Extracted entries>
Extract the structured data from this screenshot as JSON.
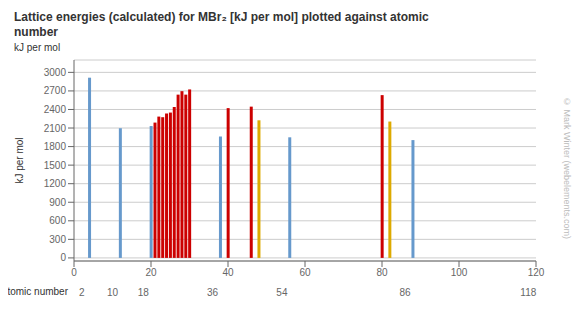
{
  "chart_data": {
    "type": "bar",
    "title": "Lattice energies (calculated) for MBr₂ [kJ per mol] plotted against atomic\nnumber",
    "ylabel": "kJ per mol",
    "xlabel": "atomic number",
    "annotations": [
      "kJ per mol",
      "© Mark Winter (webelements.com)"
    ],
    "x": [
      4,
      12,
      20,
      21,
      22,
      23,
      24,
      25,
      26,
      27,
      28,
      29,
      30,
      38,
      40,
      46,
      48,
      56,
      80,
      82,
      88
    ],
    "values": [
      2914,
      2097,
      2132,
      2188,
      2285,
      2275,
      2335,
      2350,
      2440,
      2640,
      2696,
      2640,
      2724,
      1963,
      2422,
      2446,
      2225,
      1950,
      2632,
      2205,
      1905
    ],
    "colors": [
      "#6699cc",
      "#6699cc",
      "#6699cc",
      "#cc0000",
      "#cc0000",
      "#cc0000",
      "#cc0000",
      "#cc0000",
      "#cc0000",
      "#cc0000",
      "#cc0000",
      "#cc0000",
      "#cc0000",
      "#6699cc",
      "#cc0000",
      "#cc0000",
      "#ddaa00",
      "#6699cc",
      "#cc0000",
      "#ddaa00",
      "#6699cc"
    ],
    "xlim": [
      0,
      120
    ],
    "xticks": [
      0,
      20,
      40,
      60,
      80,
      100,
      120
    ],
    "x2ticks": [
      2,
      10,
      18,
      36,
      54,
      86,
      118
    ],
    "ylim": [
      -50,
      3200
    ],
    "yticks": [
      0,
      300,
      600,
      900,
      1200,
      1500,
      1800,
      2100,
      2400,
      2700,
      3000
    ],
    "grid": true
  }
}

Exercise requirements> Your answer should be a single number: the count of lines in the material above that contain "atomic".

The response> 2